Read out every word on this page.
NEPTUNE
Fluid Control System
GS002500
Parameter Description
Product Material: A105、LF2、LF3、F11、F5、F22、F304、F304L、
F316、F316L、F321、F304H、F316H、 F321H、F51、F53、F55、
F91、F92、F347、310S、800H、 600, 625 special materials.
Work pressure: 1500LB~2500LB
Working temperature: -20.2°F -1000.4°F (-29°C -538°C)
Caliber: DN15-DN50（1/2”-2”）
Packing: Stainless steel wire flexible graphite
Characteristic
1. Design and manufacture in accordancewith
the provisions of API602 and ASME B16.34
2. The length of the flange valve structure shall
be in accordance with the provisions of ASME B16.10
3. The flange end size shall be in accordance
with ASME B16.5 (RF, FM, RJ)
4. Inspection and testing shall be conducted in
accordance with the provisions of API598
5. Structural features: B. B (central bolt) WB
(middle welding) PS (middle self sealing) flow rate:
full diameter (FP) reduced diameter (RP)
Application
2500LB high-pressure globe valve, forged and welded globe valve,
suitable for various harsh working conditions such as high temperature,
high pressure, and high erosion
---*---
Written request ▸
Write the whole listing out again. Keep every line exactly as it is.

Output ▸
Read out every word on this page.
NEPTUNE
Fluid Control System
GS002500
Parameter Description
Product Material: A105、LF2、LF3、F11、F5、F22、F304、F304L、
F316、F316L、F321、F304H、F316H、 F321H、F51、F53、F55、
F91、F92、F347、310S、800H、 600, 625 special materials.
Work pressure: 1500LB~2500LB
Working temperature: -20.2°F -1000.4°F (-29°C -538°C)
Caliber: DN15-DN50（1/2”-2”）
Packing: Stainless steel wire flexible graphite
Characteristic
1. Design and manufacture in accordancewith
the provisions of API602 and ASME B16.34
2. The length of the flange valve structure shall
be in accordance with the provisions of ASME B16.10
3. The flange end size shall be in accordance
with ASME B16.5 (RF, FM, RJ)
4. Inspection and testing shall be conducted in
accordance with the provisions of API598
5. Structural features: B. B (central bolt) WB
(middle welding) PS (middle self sealing) flow rate:
full diameter (FP) reduced diameter (RP)
Application
2500LB high-pressure globe valve, forged and welded globe valve,
suitable for various harsh working conditions such as high temperature,
high pressure, and high erosion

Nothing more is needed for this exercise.